* [Figure content listings]:

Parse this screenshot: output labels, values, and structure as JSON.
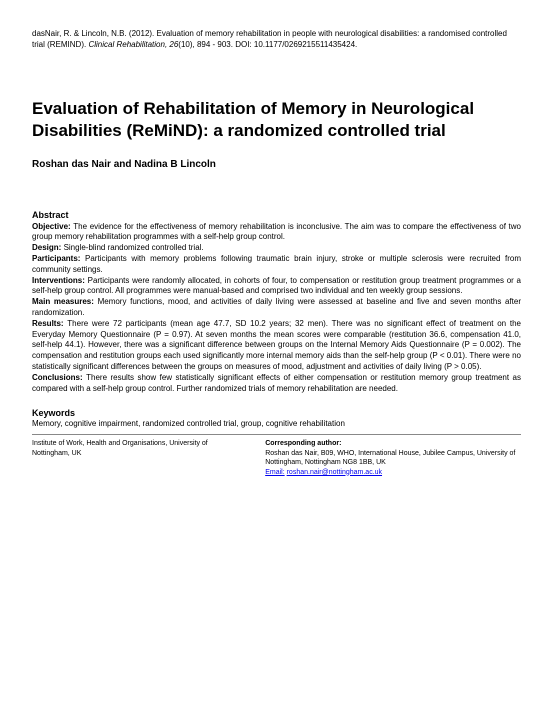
{
  "citation": {
    "authors": "dasNair, R. & Lincoln, N.B. (2012).",
    "title_part": "Evaluation of memory rehabilitation in people with neurological disabilities: a randomised controlled trial (REMIND).",
    "journal": "Clinical Rehabilitation, 26",
    "issue_pages": "(10), 894 - 903.",
    "doi": "DOI: 10.1177/0269215511435424."
  },
  "title": "Evaluation of Rehabilitation of Memory in Neurological Disabilities (ReMiND): a randomized controlled trial",
  "authors": "Roshan das Nair and Nadina B Lincoln",
  "abstract": {
    "heading": "Abstract",
    "sections": [
      {
        "label": "Objective:",
        "text": "The evidence for the effectiveness of memory rehabilitation is inconclusive. The aim was to compare the effectiveness of two group memory rehabilitation programmes with a self-help group control."
      },
      {
        "label": "Design:",
        "text": "Single-blind randomized controlled trial."
      },
      {
        "label": "Participants:",
        "text": "Participants with memory problems following traumatic brain injury, stroke or multiple sclerosis were recruited from community settings."
      },
      {
        "label": "Interventions:",
        "text": "Participants were randomly allocated, in cohorts of four, to compensation or restitution group treatment programmes or a self-help group control. All programmes were manual-based and comprised two individual and ten weekly group sessions."
      },
      {
        "label": "Main measures:",
        "text": "Memory functions, mood, and activities of daily living were assessed at baseline and five and seven months after randomization."
      },
      {
        "label": "Results:",
        "text": "There were 72 participants (mean age 47.7, SD 10.2 years; 32 men). There was no significant effect of treatment on the Everyday Memory Questionnaire (P = 0.97). At seven months the mean scores were comparable (restitution 36.6, compensation 41.0, self-help 44.1). However, there was a significant difference between groups on the Internal Memory Aids Questionnaire (P = 0.002). The compensation and restitution groups each used significantly more internal memory aids than the self-help group (P < 0.01). There were no statistically significant differences between the groups on measures of mood, adjustment and activities of daily living (P > 0.05)."
      },
      {
        "label": "Conclusions:",
        "text": "There results show few statistically significant effects of either compensation or restitution memory group treatment as compared with a self-help group control. Further randomized trials of memory rehabilitation are needed."
      }
    ]
  },
  "keywords": {
    "heading": "Keywords",
    "text": "Memory, cognitive impairment, randomized controlled trial, group, cognitive rehabilitation"
  },
  "footer": {
    "left": "Institute of Work, Health and Organisations, University of Nottingham, UK",
    "right": {
      "heading": "Corresponding author:",
      "body": "Roshan das Nair, B09, WHO, International House, Jubilee Campus, University of Nottingham, Nottingham NG8 1BB, UK",
      "email_label": "Email:",
      "email": "roshan.nair@nottingham.ac.uk"
    }
  }
}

* [Goal]: Your copy of the data should match it exactly, except that pictures are left out.

* [Complete answer]:
Parse this screenshot: output labels, values, and structure as JSON.
{
  "citation": {
    "authors": "dasNair, R. & Lincoln, N.B. (2012).",
    "title_part": "Evaluation of memory rehabilitation in people with neurological disabilities: a randomised controlled trial (REMIND).",
    "journal": "Clinical Rehabilitation, 26",
    "issue_pages": "(10), 894 - 903.",
    "doi": "DOI: 10.1177/0269215511435424."
  },
  "title": "Evaluation of Rehabilitation of Memory in Neurological Disabilities (ReMiND): a randomized controlled trial",
  "authors": "Roshan das Nair and Nadina B Lincoln",
  "abstract": {
    "heading": "Abstract",
    "sections": [
      {
        "label": "Objective:",
        "text": "The evidence for the effectiveness of memory rehabilitation is inconclusive. The aim was to compare the effectiveness of two group memory rehabilitation programmes with a self-help group control."
      },
      {
        "label": "Design:",
        "text": "Single-blind randomized controlled trial."
      },
      {
        "label": "Participants:",
        "text": "Participants with memory problems following traumatic brain injury, stroke or multiple sclerosis were recruited from community settings."
      },
      {
        "label": "Interventions:",
        "text": "Participants were randomly allocated, in cohorts of four, to compensation or restitution group treatment programmes or a self-help group control. All programmes were manual-based and comprised two individual and ten weekly group sessions."
      },
      {
        "label": "Main measures:",
        "text": "Memory functions, mood, and activities of daily living were assessed at baseline and five and seven months after randomization."
      },
      {
        "label": "Results:",
        "text": "There were 72 participants (mean age 47.7, SD 10.2 years; 32 men). There was no significant effect of treatment on the Everyday Memory Questionnaire (P = 0.97). At seven months the mean scores were comparable (restitution 36.6, compensation 41.0, self-help 44.1). However, there was a significant difference between groups on the Internal Memory Aids Questionnaire (P = 0.002). The compensation and restitution groups each used significantly more internal memory aids than the self-help group (P < 0.01). There were no statistically significant differences between the groups on measures of mood, adjustment and activities of daily living (P > 0.05)."
      },
      {
        "label": "Conclusions:",
        "text": "There results show few statistically significant effects of either compensation or restitution memory group treatment as compared with a self-help group control. Further randomized trials of memory rehabilitation are needed."
      }
    ]
  },
  "keywords": {
    "heading": "Keywords",
    "text": "Memory, cognitive impairment, randomized controlled trial, group, cognitive rehabilitation"
  },
  "footer": {
    "left": "Institute of Work, Health and Organisations, University of Nottingham, UK",
    "right": {
      "heading": "Corresponding author:",
      "body": "Roshan das Nair, B09, WHO, International House, Jubilee Campus, University of Nottingham, Nottingham NG8 1BB, UK",
      "email_label": "Email:",
      "email": "roshan.nair@nottingham.ac.uk"
    }
  }
}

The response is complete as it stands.